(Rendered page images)
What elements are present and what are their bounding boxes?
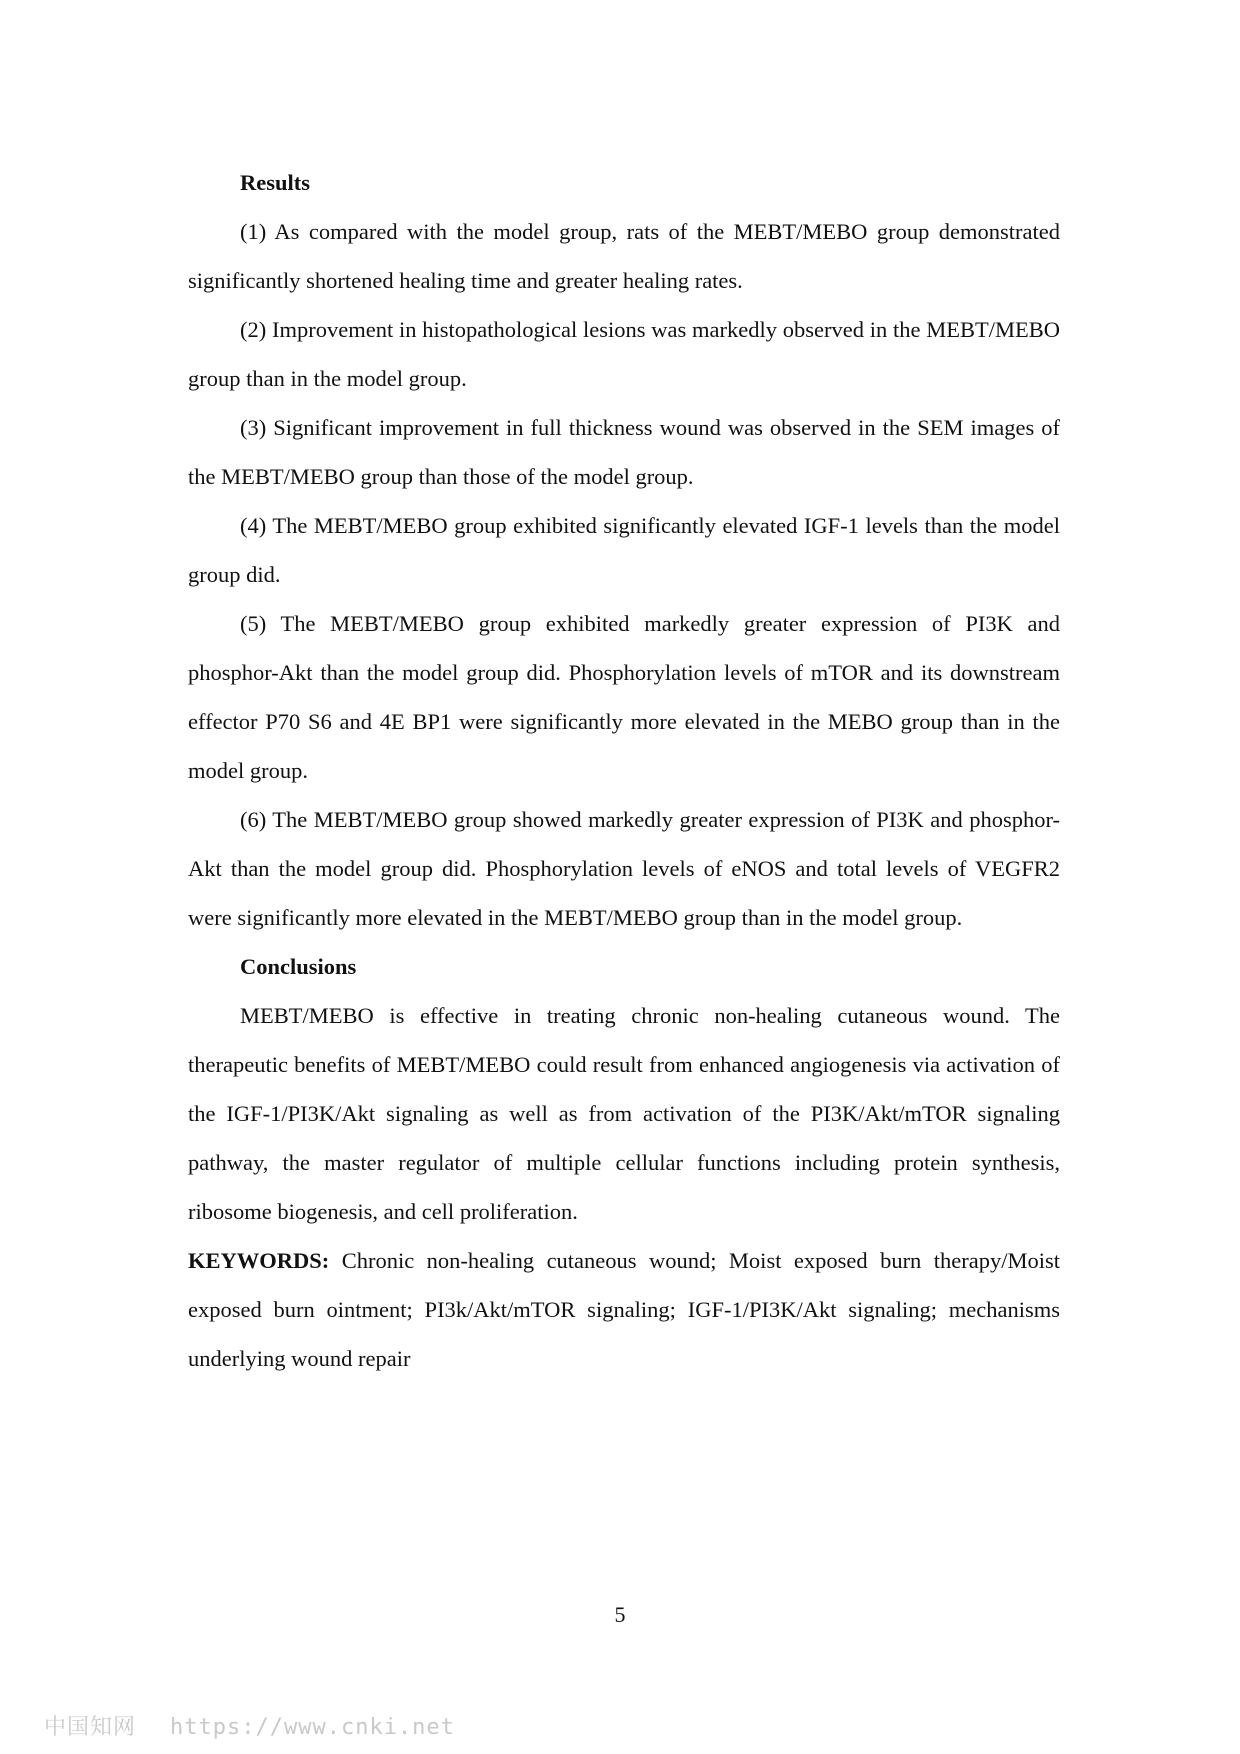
result-item-1: (1) As compared with the model group, rats of the MEBT/MEBO group demonstrated significantly shortened healing time and greater healing rates. (188, 219, 1060, 293)
watermark-brand: 中国知网 (44, 1715, 137, 1740)
result-item-5: (5) The MEBT/MEBO group exhibited markedly greater expression of PI3K and phosphor-Akt than the model group did. Phosphorylation levels of mTOR and its downstream effector P70 S6 and 4E BP1 were significantly more elevated in the MEBO group than in the model group. (188, 611, 1060, 783)
keywords-paragraph (188, 1236, 1060, 1383)
result-item-2: (2) Improvement in histopathological lesions was markedly observed in the MEBT/MEBO group than in the model group. (188, 317, 1060, 391)
keywords-label: KEYWORDS: (188, 1248, 330, 1273)
page-content (188, 158, 1060, 1383)
keywords-text: Chronic non-healing cutaneous wound; Moist exposed burn therapy/Moist exposed burn ointment; PI3k/Akt/mTOR signaling; IGF-1/PI3K/Akt signaling; mechanisms underlying wound repair (188, 1248, 1060, 1371)
result-item-4: (4) The MEBT/MEBO group exhibited significantly elevated IGF-1 levels than the model group did. (188, 513, 1060, 587)
result-item-6: (6) The MEBT/MEBO group showed markedly greater expression of PI3K and phosphor-Akt than the model group did. Phosphorylation levels of eNOS and total levels of VEGFR2 were significantly more elevated in the MEBT/MEBO group than in the model group. (188, 807, 1060, 930)
result-item-3: (3) Significant improvement in full thickness wound was observed in the SEM images of the MEBT/MEBO group than those of the model group. (188, 415, 1060, 489)
conclusions-heading: Conclusions (240, 954, 357, 979)
watermark (44, 1710, 455, 1741)
conclusions-text: MEBT/MEBO is effective in treating chronic non-healing cutaneous wound. The therapeutic benefits of MEBT/MEBO could result from enhanced angiogenesis via activation of the IGF-1/PI3K/Akt signaling as well as from activation of the PI3K/Akt/mTOR signaling pathway, the master regulator of multiple cellular functions including protein synthesis, ribosome biogenesis, and cell proliferation. (188, 1003, 1060, 1224)
watermark-url: https://www.cnki.net (170, 1715, 455, 1740)
results-heading: Results (240, 170, 311, 195)
page-number: 5 (614, 1602, 626, 1627)
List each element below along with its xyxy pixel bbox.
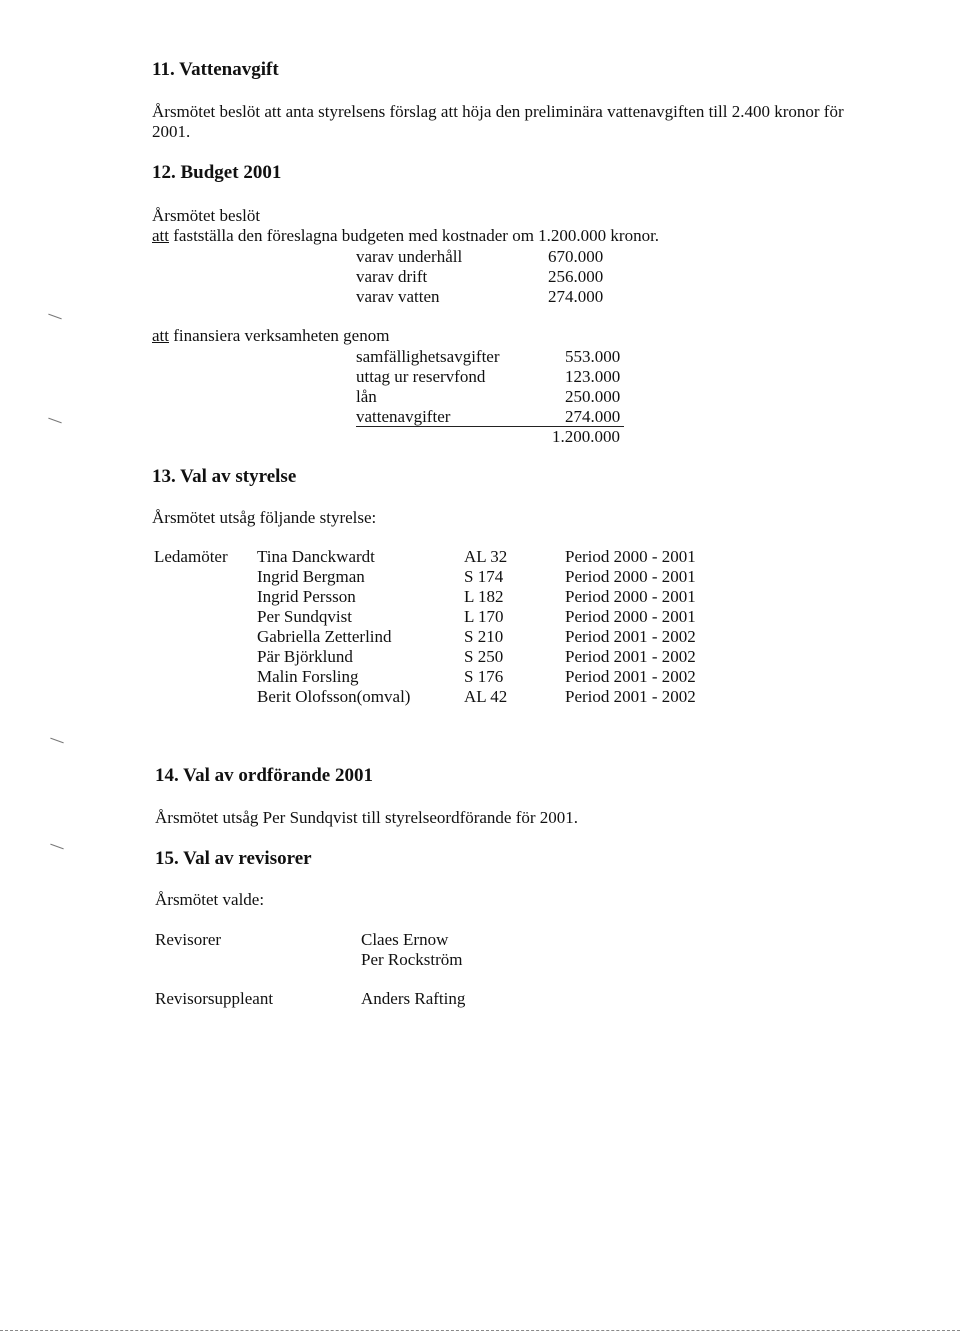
section-15-intro: Årsmötet valde: [155, 890, 265, 909]
member-name: Gabriella Zetterlind [257, 627, 392, 646]
cost-label: varav underhåll [356, 247, 463, 266]
member-code: S 250 [464, 647, 504, 666]
financing-value: 250.000 [565, 387, 621, 406]
att-financing-text: finansiera verksamheten genom [169, 326, 390, 345]
section-14-heading: 14. Val av ordförande 2001 [155, 765, 373, 786]
member-code: AL 32 [464, 547, 508, 566]
cost-value: 670.000 [548, 247, 604, 266]
cost-label: varav drift [356, 267, 428, 286]
member-period: Period 2000 - 2001 [565, 607, 696, 626]
section-12-heading: 12. Budget 2001 [152, 162, 282, 183]
financing-total: 1.200.000 [552, 427, 620, 446]
financing-value: 274.000 [565, 407, 621, 426]
member-period: Period 2001 - 2002 [565, 627, 696, 646]
member-name: Malin Forsling [257, 667, 359, 686]
revisor-name: Claes Ernow [361, 930, 449, 949]
cost-label: varav vatten [356, 287, 440, 306]
member-code: AL 42 [464, 687, 508, 706]
member-name: Ingrid Bergman [257, 567, 365, 586]
member-period: Period 2001 - 2002 [565, 647, 696, 666]
financing-label: uttag ur reservfond [356, 367, 486, 386]
section-14-text: Årsmötet utsåg Per Sundqvist till styrelseordförande för 2001. [155, 808, 579, 827]
financing-label: vattenavgifter [356, 407, 451, 426]
hole-punch-mark [48, 314, 61, 320]
att-word: att [152, 326, 169, 345]
revisorsuppleant-name: Anders Rafting [361, 989, 466, 1008]
cost-value: 274.000 [548, 287, 604, 306]
financing-label: lån [356, 387, 377, 406]
section-11-text-line1: Årsmötet beslöt att anta styrelsens förslag att höja den preliminära vattenavgiften till 2.400 kronor för [152, 102, 844, 121]
member-name: Ingrid Persson [257, 587, 356, 606]
member-period: Period 2000 - 2001 [565, 547, 696, 566]
member-period: Period 2001 - 2002 [565, 667, 696, 686]
member-name: Tina Danckwardt [257, 547, 375, 566]
cost-value: 256.000 [548, 267, 604, 286]
section-15-heading: 15. Val av revisorer [155, 848, 312, 869]
att-budget-text: fastställa den föreslagna budgeten med kostnader om 1.200.000 kronor. [169, 226, 660, 245]
member-name: Per Sundqvist [257, 607, 352, 626]
member-code: S 210 [464, 627, 504, 646]
hole-punch-mark [48, 418, 61, 424]
member-period: Period 2000 - 2001 [565, 587, 696, 606]
hole-punch-mark [50, 738, 63, 744]
board-role-label: Ledamöter [154, 547, 228, 566]
section-12-intro: Årsmötet beslöt [152, 206, 261, 225]
member-code: S 176 [464, 667, 504, 686]
member-code: L 170 [464, 607, 504, 626]
revisor-name: Per Rockström [361, 950, 463, 969]
section-11-text-line2: 2001. [152, 122, 191, 141]
financing-label: samfällighetsavgifter [356, 347, 500, 366]
member-name: Pär Björklund [257, 647, 353, 666]
att-word: att [152, 226, 169, 245]
member-name: Berit Olofsson(omval) [257, 687, 411, 706]
hole-punch-mark [50, 844, 63, 850]
section-11-heading: 11. Vattenavgift [152, 59, 279, 80]
member-code: L 182 [464, 587, 504, 606]
member-period: Period 2000 - 2001 [565, 567, 696, 586]
page-edge-line [0, 1330, 960, 1331]
revisorsuppleant-label: Revisorsuppleant [155, 989, 274, 1008]
revisorer-label: Revisorer [155, 930, 222, 949]
financing-value: 553.000 [565, 347, 621, 366]
section-12-att-financing [152, 326, 389, 346]
member-code: S 174 [464, 567, 504, 586]
section-13-intro: Årsmötet utsåg följande styrelse: [152, 508, 377, 527]
financing-value: 123.000 [565, 367, 621, 386]
section-12-att-budget [152, 226, 659, 246]
section-13-heading: 13. Val av styrelse [152, 466, 297, 487]
member-period: Period 2001 - 2002 [565, 687, 696, 706]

Exercise details » Give the data above again exactly. Leave the pictures out.

Answer to this task »
What elements are present and what are their bounding boxes?
result-item-1: (1) As compared with the model group, rats of the MEBT/MEBO group demonstrated significantly shortened healing time and greater healing rates. (188, 219, 1060, 293)
watermark-brand: 中国知网 (44, 1715, 137, 1740)
result-item-5: (5) The MEBT/MEBO group exhibited markedly greater expression of PI3K and phosphor-Akt than the model group did. Phosphorylation levels of mTOR and its downstream effector P70 S6 and 4E BP1 were significantly more elevated in the MEBO group than in the model group. (188, 611, 1060, 783)
keywords-paragraph (188, 1236, 1060, 1383)
result-item-2: (2) Improvement in histopathological lesions was markedly observed in the MEBT/MEBO group than in the model group. (188, 317, 1060, 391)
keywords-label: KEYWORDS: (188, 1248, 330, 1273)
page-content (188, 158, 1060, 1383)
keywords-text: Chronic non-healing cutaneous wound; Moist exposed burn therapy/Moist exposed burn ointment; PI3k/Akt/mTOR signaling; IGF-1/PI3K/Akt signaling; mechanisms underlying wound repair (188, 1248, 1060, 1371)
result-item-4: (4) The MEBT/MEBO group exhibited significantly elevated IGF-1 levels than the model group did. (188, 513, 1060, 587)
result-item-6: (6) The MEBT/MEBO group showed markedly greater expression of PI3K and phosphor-Akt than the model group did. Phosphorylation levels of eNOS and total levels of VEGFR2 were significantly more elevated in the MEBT/MEBO group than in the model group. (188, 807, 1060, 930)
result-item-3: (3) Significant improvement in full thickness wound was observed in the SEM images of the MEBT/MEBO group than those of the model group. (188, 415, 1060, 489)
conclusions-heading: Conclusions (240, 954, 357, 979)
watermark (44, 1710, 455, 1741)
conclusions-text: MEBT/MEBO is effective in treating chronic non-healing cutaneous wound. The therapeutic benefits of MEBT/MEBO could result from enhanced angiogenesis via activation of the IGF-1/PI3K/Akt signaling as well as from activation of the PI3K/Akt/mTOR signaling pathway, the master regulator of multiple cellular functions including protein synthesis, ribosome biogenesis, and cell proliferation. (188, 1003, 1060, 1224)
watermark-url: https://www.cnki.net (170, 1715, 455, 1740)
results-heading: Results (240, 170, 311, 195)
page-number: 5 (614, 1602, 626, 1627)
List each element below along with its xyxy pixel bbox.
section-15-intro: Årsmötet valde: [155, 890, 265, 909]
member-name: Gabriella Zetterlind [257, 627, 392, 646]
cost-label: varav underhåll [356, 247, 463, 266]
member-code: S 250 [464, 647, 504, 666]
financing-value: 250.000 [565, 387, 621, 406]
att-financing-text: finansiera verksamheten genom [169, 326, 390, 345]
section-14-heading: 14. Val av ordförande 2001 [155, 765, 373, 786]
member-code: AL 32 [464, 547, 508, 566]
cost-value: 670.000 [548, 247, 604, 266]
cost-label: varav drift [356, 267, 428, 286]
member-period: Period 2000 - 2001 [565, 607, 696, 626]
section-12-heading: 12. Budget 2001 [152, 162, 282, 183]
financing-total: 1.200.000 [552, 427, 620, 446]
financing-value: 274.000 [565, 407, 621, 426]
member-period: Period 2001 - 2002 [565, 627, 696, 646]
member-name: Malin Forsling [257, 667, 359, 686]
revisor-name: Claes Ernow [361, 930, 449, 949]
cost-label: varav vatten [356, 287, 440, 306]
member-code: AL 42 [464, 687, 508, 706]
member-name: Ingrid Bergman [257, 567, 365, 586]
member-period: Period 2001 - 2002 [565, 647, 696, 666]
financing-label: uttag ur reservfond [356, 367, 486, 386]
section-14-text: Årsmötet utsåg Per Sundqvist till styrelseordförande för 2001. [155, 808, 579, 827]
financing-label: vattenavgifter [356, 407, 451, 426]
hole-punch-mark [48, 314, 61, 320]
att-word: att [152, 326, 169, 345]
revisorsuppleant-name: Anders Rafting [361, 989, 466, 1008]
cost-value: 274.000 [548, 287, 604, 306]
financing-label: lån [356, 387, 377, 406]
section-11-text-line1: Årsmötet beslöt att anta styrelsens förslag att höja den preliminära vattenavgiften till 2.400 kronor för [152, 102, 844, 121]
member-name: Ingrid Persson [257, 587, 356, 606]
member-period: Period 2000 - 2001 [565, 547, 696, 566]
member-period: Period 2001 - 2002 [565, 667, 696, 686]
member-name: Tina Danckwardt [257, 547, 375, 566]
cost-value: 256.000 [548, 267, 604, 286]
section-15-heading: 15. Val av revisorer [155, 848, 312, 869]
att-budget-text: fastställa den föreslagna budgeten med kostnader om 1.200.000 kronor. [169, 226, 660, 245]
member-name: Per Sundqvist [257, 607, 352, 626]
member-code: S 210 [464, 627, 504, 646]
hole-punch-mark [48, 418, 61, 424]
member-period: Period 2000 - 2001 [565, 587, 696, 606]
hole-punch-mark [50, 738, 63, 744]
board-role-label: Ledamöter [154, 547, 228, 566]
section-12-intro: Årsmötet beslöt [152, 206, 261, 225]
member-code: S 176 [464, 667, 504, 686]
member-code: L 170 [464, 607, 504, 626]
revisor-name: Per Rockström [361, 950, 463, 969]
section-11-text-line2: 2001. [152, 122, 191, 141]
financing-label: samfällighetsavgifter [356, 347, 500, 366]
member-name: Pär Björklund [257, 647, 353, 666]
att-word: att [152, 226, 169, 245]
member-name: Berit Olofsson(omval) [257, 687, 411, 706]
hole-punch-mark [50, 844, 63, 850]
section-11-heading: 11. Vattenavgift [152, 59, 279, 80]
member-code: L 182 [464, 587, 504, 606]
member-period: Period 2000 - 2001 [565, 567, 696, 586]
page-edge-line [0, 1330, 960, 1331]
revisorsuppleant-label: Revisorsuppleant [155, 989, 274, 1008]
revisorer-label: Revisorer [155, 930, 222, 949]
financing-value: 553.000 [565, 347, 621, 366]
section-12-att-financing [152, 326, 389, 346]
member-code: S 174 [464, 567, 504, 586]
section-13-intro: Årsmötet utsåg följande styrelse: [152, 508, 377, 527]
financing-value: 123.000 [565, 367, 621, 386]
section-12-att-budget [152, 226, 659, 246]
section-13-heading: 13. Val av styrelse [152, 466, 297, 487]
member-period: Period 2001 - 2002 [565, 687, 696, 706]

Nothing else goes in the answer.